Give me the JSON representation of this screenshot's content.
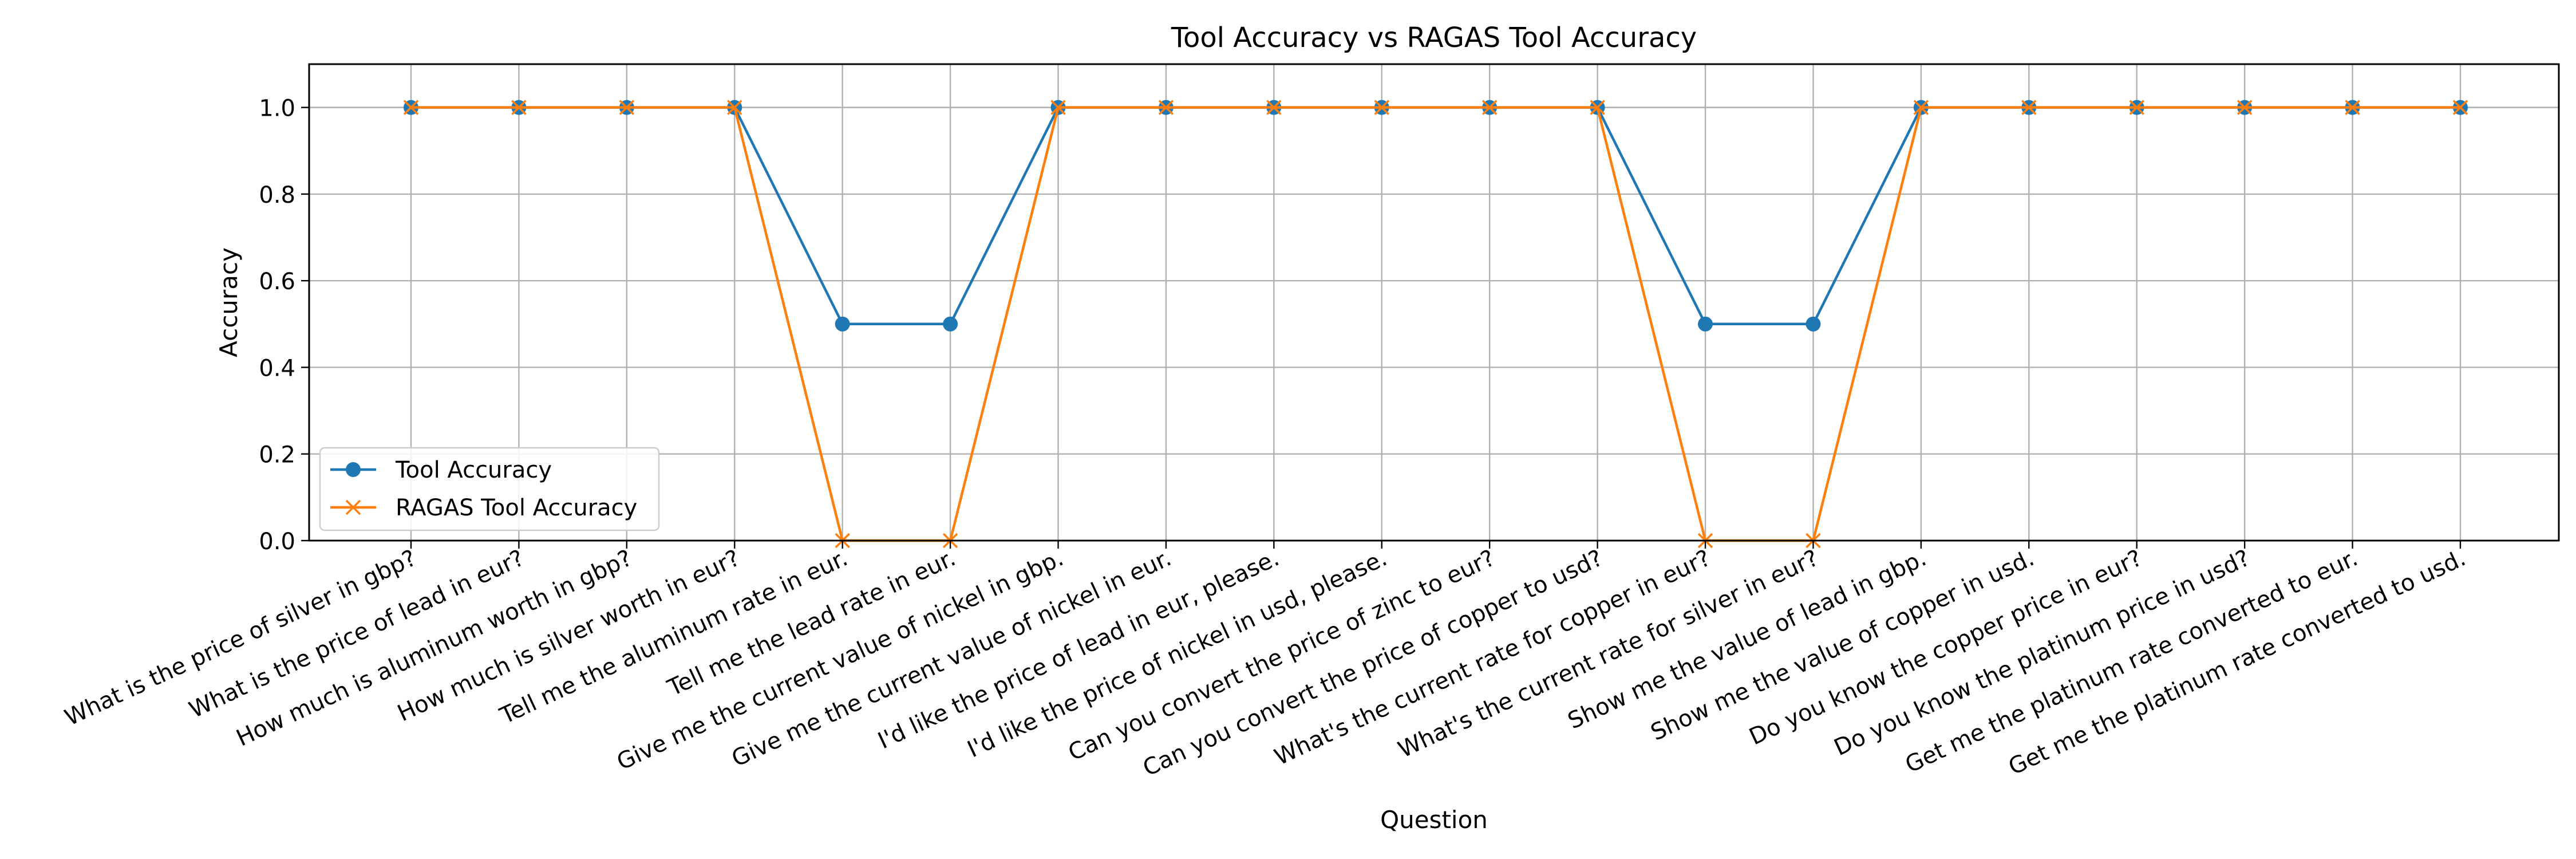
{
  "chart_data": {
    "type": "line",
    "title": "Tool Accuracy vs RAGAS Tool Accuracy",
    "xlabel": "Question",
    "ylabel": "Accuracy",
    "ylim": [
      0,
      1.1
    ],
    "yticks": [
      0.0,
      0.2,
      0.4,
      0.6,
      0.8,
      1.0
    ],
    "ytick_labels": [
      "0.0",
      "0.2",
      "0.4",
      "0.6",
      "0.8",
      "1.0"
    ],
    "grid": true,
    "legend_position": "lower-left",
    "categories": [
      "What is the price of silver in gbp?",
      "What is the price of lead in eur?",
      "How much is aluminum worth in gbp?",
      "How much is silver worth in eur?",
      "Tell me the aluminum rate in eur.",
      "Tell me the lead rate in eur.",
      "Give me the current value of nickel in gbp.",
      "Give me the current value of nickel in eur.",
      "I'd like the price of lead in eur, please.",
      "I'd like the price of nickel in usd, please.",
      "Can you convert the price of zinc to eur?",
      "Can you convert the price of copper to usd?",
      "What's the current rate for copper in eur?",
      "What's the current rate for silver in eur?",
      "Show me the value of lead in gbp.",
      "Show me the value of copper in usd.",
      "Do you know the copper price in eur?",
      "Do you know the platinum price in usd?",
      "Get me the platinum rate converted to eur.",
      "Get me the platinum rate converted to usd."
    ],
    "series": [
      {
        "name": "Tool Accuracy",
        "color": "#1f77b4",
        "marker": "circle",
        "values": [
          1,
          1,
          1,
          1,
          0.5,
          0.5,
          1,
          1,
          1,
          1,
          1,
          1,
          0.5,
          0.5,
          1,
          1,
          1,
          1,
          1,
          1
        ]
      },
      {
        "name": "RAGAS Tool Accuracy",
        "color": "#ff7f0e",
        "marker": "x",
        "values": [
          1,
          1,
          1,
          1,
          0,
          0,
          1,
          1,
          1,
          1,
          1,
          1,
          0,
          0,
          1,
          1,
          1,
          1,
          1,
          1
        ]
      }
    ]
  }
}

______

**Exercise details**
From the entries above, output every line exactly and omit any image.

**Solution to this problem**
Give me the JSON representation of this screenshot's content.
{
  "chart_data": {
    "type": "line",
    "title": "Tool Accuracy vs RAGAS Tool Accuracy",
    "xlabel": "Question",
    "ylabel": "Accuracy",
    "ylim": [
      0,
      1.1
    ],
    "yticks": [
      0.0,
      0.2,
      0.4,
      0.6,
      0.8,
      1.0
    ],
    "ytick_labels": [
      "0.0",
      "0.2",
      "0.4",
      "0.6",
      "0.8",
      "1.0"
    ],
    "grid": true,
    "legend_position": "lower-left",
    "categories": [
      "What is the price of silver in gbp?",
      "What is the price of lead in eur?",
      "How much is aluminum worth in gbp?",
      "How much is silver worth in eur?",
      "Tell me the aluminum rate in eur.",
      "Tell me the lead rate in eur.",
      "Give me the current value of nickel in gbp.",
      "Give me the current value of nickel in eur.",
      "I'd like the price of lead in eur, please.",
      "I'd like the price of nickel in usd, please.",
      "Can you convert the price of zinc to eur?",
      "Can you convert the price of copper to usd?",
      "What's the current rate for copper in eur?",
      "What's the current rate for silver in eur?",
      "Show me the value of lead in gbp.",
      "Show me the value of copper in usd.",
      "Do you know the copper price in eur?",
      "Do you know the platinum price in usd?",
      "Get me the platinum rate converted to eur.",
      "Get me the platinum rate converted to usd."
    ],
    "series": [
      {
        "name": "Tool Accuracy",
        "color": "#1f77b4",
        "marker": "circle",
        "values": [
          1,
          1,
          1,
          1,
          0.5,
          0.5,
          1,
          1,
          1,
          1,
          1,
          1,
          0.5,
          0.5,
          1,
          1,
          1,
          1,
          1,
          1
        ]
      },
      {
        "name": "RAGAS Tool Accuracy",
        "color": "#ff7f0e",
        "marker": "x",
        "values": [
          1,
          1,
          1,
          1,
          0,
          0,
          1,
          1,
          1,
          1,
          1,
          1,
          0,
          0,
          1,
          1,
          1,
          1,
          1,
          1
        ]
      }
    ]
  }
}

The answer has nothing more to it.